_Exercise details:_ Reproduce all of the data below without alteration; exclude every picture.

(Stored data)

* * *

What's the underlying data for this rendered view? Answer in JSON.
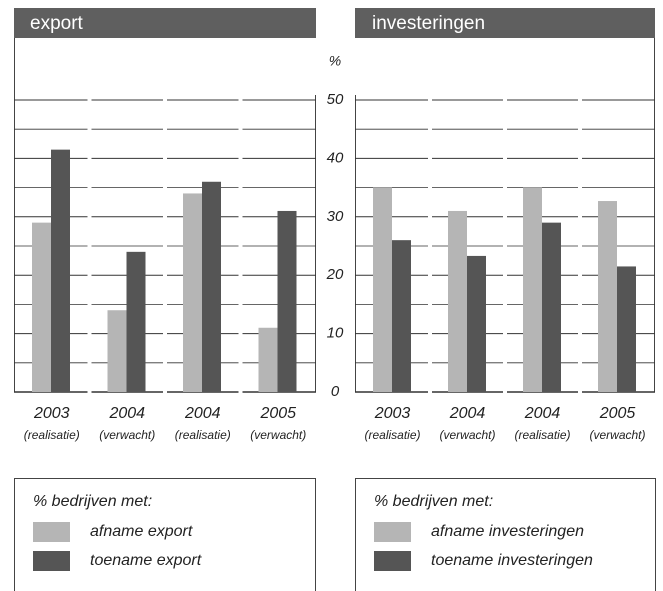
{
  "chart_data": [
    {
      "type": "bar",
      "title": "export",
      "ylabel": "%",
      "categories": [
        "2003",
        "2004",
        "2004",
        "2005"
      ],
      "category_notes": [
        "(realisatie)",
        "(verwacht)",
        "(realisatie)",
        "(verwacht)"
      ],
      "legend_title": "% bedrijven met:",
      "series": [
        {
          "name": "afname export",
          "color": "#b5b5b5",
          "values": [
            29,
            14,
            34,
            11
          ]
        },
        {
          "name": "toename export",
          "color": "#555555",
          "values": [
            41.5,
            24,
            36,
            31
          ]
        }
      ],
      "ylim": [
        0,
        50
      ],
      "yticks": [
        0,
        10,
        20,
        30,
        40,
        50
      ],
      "yminor": [
        5,
        15,
        25,
        35,
        45
      ],
      "grid": true
    },
    {
      "type": "bar",
      "title": "investeringen",
      "categories": [
        "2003",
        "2004",
        "2004",
        "2005"
      ],
      "category_notes": [
        "(realisatie)",
        "(verwacht)",
        "(realisatie)",
        "(verwacht)"
      ],
      "legend_title": "% bedrijven met:",
      "series": [
        {
          "name": "afname investeringen",
          "color": "#b5b5b5",
          "values": [
            35,
            31,
            35,
            32.7
          ]
        },
        {
          "name": "toename investeringen",
          "color": "#555555",
          "values": [
            26,
            23.3,
            29,
            21.5
          ]
        }
      ],
      "ylim": [
        0,
        50
      ],
      "yminor": [
        5,
        15,
        25,
        35,
        45
      ],
      "grid": true
    }
  ]
}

* * *

_Result of the task:_
What's the underlying data for this rendered view? Answer in JSON.
{
  "chart_data": [
    {
      "type": "bar",
      "title": "export",
      "ylabel": "%",
      "categories": [
        "2003",
        "2004",
        "2004",
        "2005"
      ],
      "category_notes": [
        "(realisatie)",
        "(verwacht)",
        "(realisatie)",
        "(verwacht)"
      ],
      "legend_title": "% bedrijven met:",
      "series": [
        {
          "name": "afname export",
          "color": "#b5b5b5",
          "values": [
            29,
            14,
            34,
            11
          ]
        },
        {
          "name": "toename export",
          "color": "#555555",
          "values": [
            41.5,
            24,
            36,
            31
          ]
        }
      ],
      "ylim": [
        0,
        50
      ],
      "yticks": [
        0,
        10,
        20,
        30,
        40,
        50
      ],
      "yminor": [
        5,
        15,
        25,
        35,
        45
      ],
      "grid": true
    },
    {
      "type": "bar",
      "title": "investeringen",
      "categories": [
        "2003",
        "2004",
        "2004",
        "2005"
      ],
      "category_notes": [
        "(realisatie)",
        "(verwacht)",
        "(realisatie)",
        "(verwacht)"
      ],
      "legend_title": "% bedrijven met:",
      "series": [
        {
          "name": "afname investeringen",
          "color": "#b5b5b5",
          "values": [
            35,
            31,
            35,
            32.7
          ]
        },
        {
          "name": "toename investeringen",
          "color": "#555555",
          "values": [
            26,
            23.3,
            29,
            21.5
          ]
        }
      ],
      "ylim": [
        0,
        50
      ],
      "yminor": [
        5,
        15,
        25,
        35,
        45
      ],
      "grid": true
    }
  ]
}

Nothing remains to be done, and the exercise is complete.